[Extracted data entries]
-- START --

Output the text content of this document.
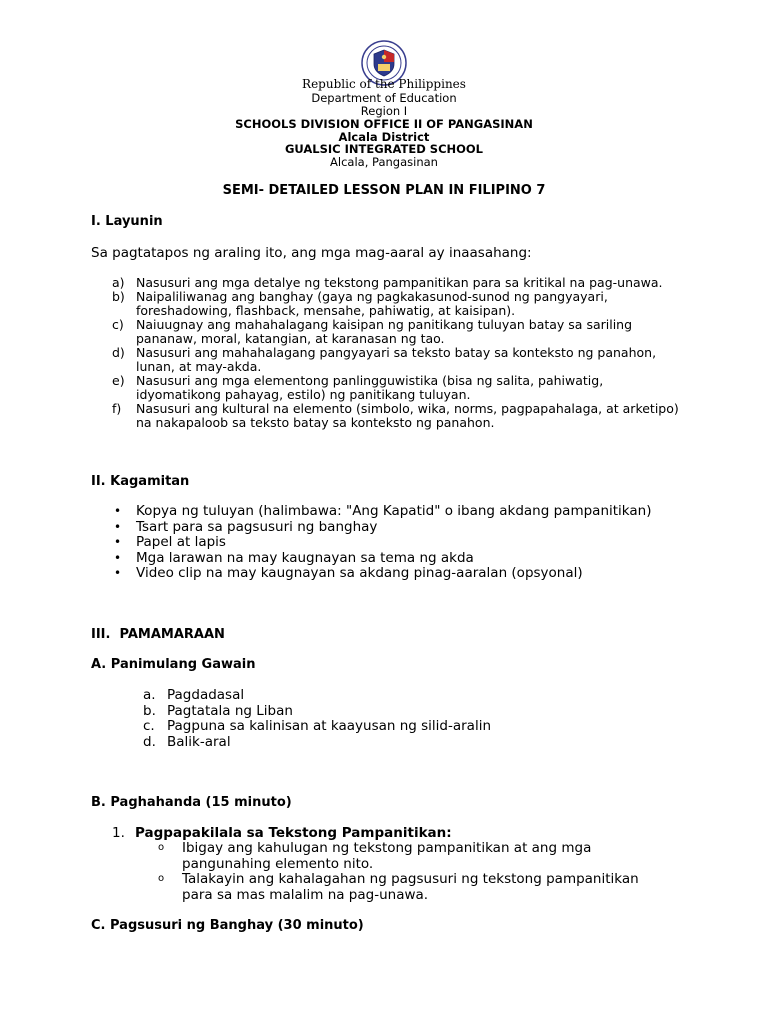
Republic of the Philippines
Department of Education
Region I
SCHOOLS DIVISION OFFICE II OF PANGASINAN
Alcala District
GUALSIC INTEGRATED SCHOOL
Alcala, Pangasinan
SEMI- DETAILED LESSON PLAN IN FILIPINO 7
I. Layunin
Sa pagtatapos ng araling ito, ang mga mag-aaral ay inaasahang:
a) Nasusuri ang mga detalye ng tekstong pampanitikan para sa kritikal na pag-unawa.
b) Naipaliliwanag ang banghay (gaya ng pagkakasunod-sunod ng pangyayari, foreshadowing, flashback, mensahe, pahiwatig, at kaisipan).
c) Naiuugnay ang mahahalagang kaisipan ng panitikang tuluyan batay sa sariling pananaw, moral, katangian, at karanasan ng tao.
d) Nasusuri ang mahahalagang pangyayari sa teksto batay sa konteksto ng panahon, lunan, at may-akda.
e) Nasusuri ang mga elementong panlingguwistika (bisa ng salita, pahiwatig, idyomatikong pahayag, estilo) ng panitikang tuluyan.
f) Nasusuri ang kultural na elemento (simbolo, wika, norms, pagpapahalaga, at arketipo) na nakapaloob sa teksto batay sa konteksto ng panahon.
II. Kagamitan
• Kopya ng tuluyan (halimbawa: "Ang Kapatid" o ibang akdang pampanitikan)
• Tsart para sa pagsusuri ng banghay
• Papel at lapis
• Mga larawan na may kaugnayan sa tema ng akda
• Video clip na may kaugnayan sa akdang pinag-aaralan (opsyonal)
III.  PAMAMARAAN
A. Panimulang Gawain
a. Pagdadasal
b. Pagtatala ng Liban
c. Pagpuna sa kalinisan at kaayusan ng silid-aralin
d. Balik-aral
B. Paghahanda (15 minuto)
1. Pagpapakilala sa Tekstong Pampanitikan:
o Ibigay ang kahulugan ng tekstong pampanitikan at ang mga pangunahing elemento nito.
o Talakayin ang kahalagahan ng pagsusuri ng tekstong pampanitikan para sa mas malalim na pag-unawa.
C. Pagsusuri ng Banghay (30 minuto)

-- END --

Objective:
Copy every record character for character. Skip the pictures.

Complete response:
Output the text content of this document.
Republic of the Philippines
Department of Education
Region I
SCHOOLS DIVISION OFFICE II OF PANGASINAN
Alcala District
GUALSIC INTEGRATED SCHOOL
Alcala, Pangasinan
SEMI- DETAILED LESSON PLAN IN FILIPINO 7
I. Layunin
Sa pagtatapos ng araling ito, ang mga mag-aaral ay inaasahang:
a) Nasusuri ang mga detalye ng tekstong pampanitikan para sa kritikal na pag-unawa.
b) Naipaliliwanag ang banghay (gaya ng pagkakasunod-sunod ng pangyayari, foreshadowing, flashback, mensahe, pahiwatig, at kaisipan).
c) Naiuugnay ang mahahalagang kaisipan ng panitikang tuluyan batay sa sariling pananaw, moral, katangian, at karanasan ng tao.
d) Nasusuri ang mahahalagang pangyayari sa teksto batay sa konteksto ng panahon, lunan, at may-akda.
e) Nasusuri ang mga elementong panlingguwistika (bisa ng salita, pahiwatig, idyomatikong pahayag, estilo) ng panitikang tuluyan.
f) Nasusuri ang kultural na elemento (simbolo, wika, norms, pagpapahalaga, at arketipo) na nakapaloob sa teksto batay sa konteksto ng panahon.
II. Kagamitan
• Kopya ng tuluyan (halimbawa: "Ang Kapatid" o ibang akdang pampanitikan)
• Tsart para sa pagsusuri ng banghay
• Papel at lapis
• Mga larawan na may kaugnayan sa tema ng akda
• Video clip na may kaugnayan sa akdang pinag-aaralan (opsyonal)
III.  PAMAMARAAN
A. Panimulang Gawain
a. Pagdadasal
b. Pagtatala ng Liban
c. Pagpuna sa kalinisan at kaayusan ng silid-aralin
d. Balik-aral
B. Paghahanda (15 minuto)
1. Pagpapakilala sa Tekstong Pampanitikan:
o Ibigay ang kahulugan ng tekstong pampanitikan at ang mga pangunahing elemento nito.
o Talakayin ang kahalagahan ng pagsusuri ng tekstong pampanitikan para sa mas malalim na pag-unawa.
C. Pagsusuri ng Banghay (30 minuto)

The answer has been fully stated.